■ DO THIS ■
Extract each line of the data and write it out again exactly.

■ Data extracted from a collection ■

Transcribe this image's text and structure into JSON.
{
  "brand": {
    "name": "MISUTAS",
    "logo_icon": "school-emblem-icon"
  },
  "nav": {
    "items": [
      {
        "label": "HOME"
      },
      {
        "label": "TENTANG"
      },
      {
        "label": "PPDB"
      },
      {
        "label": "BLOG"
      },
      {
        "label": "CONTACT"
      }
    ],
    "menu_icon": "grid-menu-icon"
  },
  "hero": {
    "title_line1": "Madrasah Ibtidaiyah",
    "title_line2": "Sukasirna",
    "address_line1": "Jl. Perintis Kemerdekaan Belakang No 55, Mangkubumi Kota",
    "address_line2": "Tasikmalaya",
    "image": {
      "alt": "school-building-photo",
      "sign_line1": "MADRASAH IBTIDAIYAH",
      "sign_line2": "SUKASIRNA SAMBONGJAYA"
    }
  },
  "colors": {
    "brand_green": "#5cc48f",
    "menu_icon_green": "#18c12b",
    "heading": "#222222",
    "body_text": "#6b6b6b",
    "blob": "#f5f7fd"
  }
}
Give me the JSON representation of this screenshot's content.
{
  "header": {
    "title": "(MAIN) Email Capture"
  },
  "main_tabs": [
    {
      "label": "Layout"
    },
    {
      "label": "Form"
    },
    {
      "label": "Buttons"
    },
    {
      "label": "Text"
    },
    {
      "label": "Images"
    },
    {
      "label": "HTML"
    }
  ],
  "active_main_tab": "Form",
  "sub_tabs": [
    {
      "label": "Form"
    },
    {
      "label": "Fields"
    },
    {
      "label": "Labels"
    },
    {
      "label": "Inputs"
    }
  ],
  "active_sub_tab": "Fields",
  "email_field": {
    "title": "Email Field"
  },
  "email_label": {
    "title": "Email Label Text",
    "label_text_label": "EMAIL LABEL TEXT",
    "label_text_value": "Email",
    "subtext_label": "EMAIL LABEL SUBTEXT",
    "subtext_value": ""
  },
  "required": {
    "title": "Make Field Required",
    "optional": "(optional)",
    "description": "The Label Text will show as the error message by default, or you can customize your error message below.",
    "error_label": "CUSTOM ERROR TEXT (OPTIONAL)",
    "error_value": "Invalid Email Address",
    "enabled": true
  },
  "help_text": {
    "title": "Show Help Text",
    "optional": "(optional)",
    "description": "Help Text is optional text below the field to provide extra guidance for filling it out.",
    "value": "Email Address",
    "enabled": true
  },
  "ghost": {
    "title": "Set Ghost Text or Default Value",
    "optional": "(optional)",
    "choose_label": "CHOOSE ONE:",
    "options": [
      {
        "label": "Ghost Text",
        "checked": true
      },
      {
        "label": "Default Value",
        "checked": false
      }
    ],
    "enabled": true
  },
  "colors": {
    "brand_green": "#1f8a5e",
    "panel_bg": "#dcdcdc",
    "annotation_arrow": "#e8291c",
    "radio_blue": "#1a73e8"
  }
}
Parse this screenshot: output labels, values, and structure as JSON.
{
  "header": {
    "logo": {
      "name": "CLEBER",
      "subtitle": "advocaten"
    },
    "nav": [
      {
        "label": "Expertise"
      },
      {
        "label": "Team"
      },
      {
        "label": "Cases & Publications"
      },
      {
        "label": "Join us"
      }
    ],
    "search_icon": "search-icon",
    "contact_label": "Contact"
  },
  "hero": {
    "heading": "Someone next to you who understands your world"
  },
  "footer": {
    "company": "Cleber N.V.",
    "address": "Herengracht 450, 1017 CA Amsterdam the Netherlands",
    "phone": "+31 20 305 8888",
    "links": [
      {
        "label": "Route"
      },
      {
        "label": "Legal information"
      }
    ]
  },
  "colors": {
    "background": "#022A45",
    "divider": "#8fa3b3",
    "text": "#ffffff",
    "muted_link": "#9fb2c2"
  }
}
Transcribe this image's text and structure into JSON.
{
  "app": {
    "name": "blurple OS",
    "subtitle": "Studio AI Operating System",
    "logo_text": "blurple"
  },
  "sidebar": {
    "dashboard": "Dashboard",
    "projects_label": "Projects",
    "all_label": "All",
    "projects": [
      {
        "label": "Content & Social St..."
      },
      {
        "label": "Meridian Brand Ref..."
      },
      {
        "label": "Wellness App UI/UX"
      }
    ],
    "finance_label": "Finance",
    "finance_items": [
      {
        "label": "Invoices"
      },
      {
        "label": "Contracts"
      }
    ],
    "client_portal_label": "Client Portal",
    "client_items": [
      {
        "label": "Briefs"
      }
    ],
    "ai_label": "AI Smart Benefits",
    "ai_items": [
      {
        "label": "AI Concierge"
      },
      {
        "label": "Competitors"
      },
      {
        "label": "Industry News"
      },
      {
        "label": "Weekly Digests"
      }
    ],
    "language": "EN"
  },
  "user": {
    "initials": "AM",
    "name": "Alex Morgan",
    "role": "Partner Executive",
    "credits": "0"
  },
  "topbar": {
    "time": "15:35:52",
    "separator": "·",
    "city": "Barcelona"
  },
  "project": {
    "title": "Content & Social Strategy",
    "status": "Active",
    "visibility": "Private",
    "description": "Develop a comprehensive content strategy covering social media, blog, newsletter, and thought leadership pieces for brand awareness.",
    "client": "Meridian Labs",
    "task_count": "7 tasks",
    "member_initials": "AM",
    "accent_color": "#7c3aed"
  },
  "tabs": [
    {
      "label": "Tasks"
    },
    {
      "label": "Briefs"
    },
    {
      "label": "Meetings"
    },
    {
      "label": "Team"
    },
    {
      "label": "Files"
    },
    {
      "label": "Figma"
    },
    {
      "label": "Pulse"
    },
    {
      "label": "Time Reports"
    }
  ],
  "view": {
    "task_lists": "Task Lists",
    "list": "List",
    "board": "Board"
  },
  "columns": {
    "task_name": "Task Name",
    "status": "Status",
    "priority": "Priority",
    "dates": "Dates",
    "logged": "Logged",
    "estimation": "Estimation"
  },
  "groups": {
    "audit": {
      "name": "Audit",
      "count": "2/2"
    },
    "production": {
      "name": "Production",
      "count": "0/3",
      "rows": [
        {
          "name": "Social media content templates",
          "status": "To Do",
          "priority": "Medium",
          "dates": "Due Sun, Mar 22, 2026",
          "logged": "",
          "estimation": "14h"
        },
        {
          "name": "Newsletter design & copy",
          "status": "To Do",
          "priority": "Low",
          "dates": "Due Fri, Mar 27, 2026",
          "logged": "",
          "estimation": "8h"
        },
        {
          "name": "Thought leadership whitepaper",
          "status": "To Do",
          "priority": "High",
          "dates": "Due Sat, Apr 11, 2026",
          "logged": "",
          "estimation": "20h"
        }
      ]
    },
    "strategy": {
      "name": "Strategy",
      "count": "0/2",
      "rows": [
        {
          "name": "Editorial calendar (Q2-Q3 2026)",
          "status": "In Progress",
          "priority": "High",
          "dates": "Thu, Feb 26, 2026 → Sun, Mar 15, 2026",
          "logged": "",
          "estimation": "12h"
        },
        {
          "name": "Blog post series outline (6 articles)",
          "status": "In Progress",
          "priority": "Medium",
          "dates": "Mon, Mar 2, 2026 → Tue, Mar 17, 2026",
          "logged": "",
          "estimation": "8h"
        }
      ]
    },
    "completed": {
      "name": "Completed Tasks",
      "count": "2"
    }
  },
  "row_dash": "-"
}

■ ANSWER ■
Transcribe this image's text and structure into JSON.
{
  "brand": {
    "name": "MISUTAS",
    "logo_icon": "school-emblem-icon"
  },
  "nav": {
    "items": [
      {
        "label": "HOME"
      },
      {
        "label": "TENTANG"
      },
      {
        "label": "PPDB"
      },
      {
        "label": "BLOG"
      },
      {
        "label": "CONTACT"
      }
    ],
    "menu_icon": "grid-menu-icon"
  },
  "hero": {
    "title_line1": "Madrasah Ibtidaiyah",
    "title_line2": "Sukasirna",
    "address_line1": "Jl. Perintis Kemerdekaan Belakang No 55, Mangkubumi Kota",
    "address_line2": "Tasikmalaya",
    "image": {
      "alt": "school-building-photo",
      "sign_line1": "MADRASAH IBTIDAIYAH",
      "sign_line2": "SUKASIRNA SAMBONGJAYA"
    }
  },
  "colors": {
    "brand_green": "#5cc48f",
    "menu_icon_green": "#18c12b",
    "heading": "#222222",
    "body_text": "#6b6b6b",
    "blob": "#f5f7fd"
  }
}
Give me the JSON representation of this screenshot's content.
{
  "header": {
    "title": "(MAIN) Email Capture"
  },
  "main_tabs": [
    {
      "label": "Layout"
    },
    {
      "label": "Form"
    },
    {
      "label": "Buttons"
    },
    {
      "label": "Text"
    },
    {
      "label": "Images"
    },
    {
      "label": "HTML"
    }
  ],
  "active_main_tab": "Form",
  "sub_tabs": [
    {
      "label": "Form"
    },
    {
      "label": "Fields"
    },
    {
      "label": "Labels"
    },
    {
      "label": "Inputs"
    }
  ],
  "active_sub_tab": "Fields",
  "email_field": {
    "title": "Email Field"
  },
  "email_label": {
    "title": "Email Label Text",
    "label_text_label": "EMAIL LABEL TEXT",
    "label_text_value": "Email",
    "subtext_label": "EMAIL LABEL SUBTEXT",
    "subtext_value": ""
  },
  "required": {
    "title": "Make Field Required",
    "optional": "(optional)",
    "description": "The Label Text will show as the error message by default, or you can customize your error message below.",
    "error_label": "CUSTOM ERROR TEXT (OPTIONAL)",
    "error_value": "Invalid Email Address",
    "enabled": true
  },
  "help_text": {
    "title": "Show Help Text",
    "optional": "(optional)",
    "description": "Help Text is optional text below the field to provide extra guidance for filling it out.",
    "value": "Email Address",
    "enabled": true
  },
  "ghost": {
    "title": "Set Ghost Text or Default Value",
    "optional": "(optional)",
    "choose_label": "CHOOSE ONE:",
    "options": [
      {
        "label": "Ghost Text",
        "checked": true
      },
      {
        "label": "Default Value",
        "checked": false
      }
    ],
    "enabled": true
  },
  "colors": {
    "brand_green": "#1f8a5e",
    "panel_bg": "#dcdcdc",
    "annotation_arrow": "#e8291c",
    "radio_blue": "#1a73e8"
  }
}
Parse this screenshot: output labels, values, and structure as JSON.
{
  "header": {
    "logo": {
      "name": "CLEBER",
      "subtitle": "advocaten"
    },
    "nav": [
      {
        "label": "Expertise"
      },
      {
        "label": "Team"
      },
      {
        "label": "Cases & Publications"
      },
      {
        "label": "Join us"
      }
    ],
    "search_icon": "search-icon",
    "contact_label": "Contact"
  },
  "hero": {
    "heading": "Someone next to you who understands your world"
  },
  "footer": {
    "company": "Cleber N.V.",
    "address": "Herengracht 450, 1017 CA Amsterdam the Netherlands",
    "phone": "+31 20 305 8888",
    "links": [
      {
        "label": "Route"
      },
      {
        "label": "Legal information"
      }
    ]
  },
  "colors": {
    "background": "#022A45",
    "divider": "#8fa3b3",
    "text": "#ffffff",
    "muted_link": "#9fb2c2"
  }
}
Transcribe this image's text and structure into JSON.
{
  "app": {
    "name": "blurple OS",
    "subtitle": "Studio AI Operating System",
    "logo_text": "blurple"
  },
  "sidebar": {
    "dashboard": "Dashboard",
    "projects_label": "Projects",
    "all_label": "All",
    "projects": [
      {
        "label": "Content & Social St..."
      },
      {
        "label": "Meridian Brand Ref..."
      },
      {
        "label": "Wellness App UI/UX"
      }
    ],
    "finance_label": "Finance",
    "finance_items": [
      {
        "label": "Invoices"
      },
      {
        "label": "Contracts"
      }
    ],
    "client_portal_label": "Client Portal",
    "client_items": [
      {
        "label": "Briefs"
      }
    ],
    "ai_label": "AI Smart Benefits",
    "ai_items": [
      {
        "label": "AI Concierge"
      },
      {
        "label": "Competitors"
      },
      {
        "label": "Industry News"
      },
      {
        "label": "Weekly Digests"
      }
    ],
    "language": "EN"
  },
  "user": {
    "initials": "AM",
    "name": "Alex Morgan",
    "role": "Partner Executive",
    "credits": "0"
  },
  "topbar": {
    "time": "15:35:52",
    "separator": "·",
    "city": "Barcelona"
  },
  "project": {
    "title": "Content & Social Strategy",
    "status": "Active",
    "visibility": "Private",
    "description": "Develop a comprehensive content strategy covering social media, blog, newsletter, and thought leadership pieces for brand awareness.",
    "client": "Meridian Labs",
    "task_count": "7 tasks",
    "member_initials": "AM",
    "accent_color": "#7c3aed"
  },
  "tabs": [
    {
      "label": "Tasks"
    },
    {
      "label": "Briefs"
    },
    {
      "label": "Meetings"
    },
    {
      "label": "Team"
    },
    {
      "label": "Files"
    },
    {
      "label": "Figma"
    },
    {
      "label": "Pulse"
    },
    {
      "label": "Time Reports"
    }
  ],
  "view": {
    "task_lists": "Task Lists",
    "list": "List",
    "board": "Board"
  },
  "columns": {
    "task_name": "Task Name",
    "status": "Status",
    "priority": "Priority",
    "dates": "Dates",
    "logged": "Logged",
    "estimation": "Estimation"
  },
  "groups": {
    "audit": {
      "name": "Audit",
      "count": "2/2"
    },
    "production": {
      "name": "Production",
      "count": "0/3",
      "rows": [
        {
          "name": "Social media content templates",
          "status": "To Do",
          "priority": "Medium",
          "dates": "Due Sun, Mar 22, 2026",
          "logged": "",
          "estimation": "14h"
        },
        {
          "name": "Newsletter design & copy",
          "status": "To Do",
          "priority": "Low",
          "dates": "Due Fri, Mar 27, 2026",
          "logged": "",
          "estimation": "8h"
        },
        {
          "name": "Thought leadership whitepaper",
          "status": "To Do",
          "priority": "High",
          "dates": "Due Sat, Apr 11, 2026",
          "logged": "",
          "estimation": "20h"
        }
      ]
    },
    "strategy": {
      "name": "Strategy",
      "count": "0/2",
      "rows": [
        {
          "name": "Editorial calendar (Q2-Q3 2026)",
          "status": "In Progress",
          "priority": "High",
          "dates": "Thu, Feb 26, 2026 → Sun, Mar 15, 2026",
          "logged": "",
          "estimation": "12h"
        },
        {
          "name": "Blog post series outline (6 articles)",
          "status": "In Progress",
          "priority": "Medium",
          "dates": "Mon, Mar 2, 2026 → Tue, Mar 17, 2026",
          "logged": "",
          "estimation": "8h"
        }
      ]
    },
    "completed": {
      "name": "Completed Tasks",
      "count": "2"
    }
  },
  "row_dash": "-"
}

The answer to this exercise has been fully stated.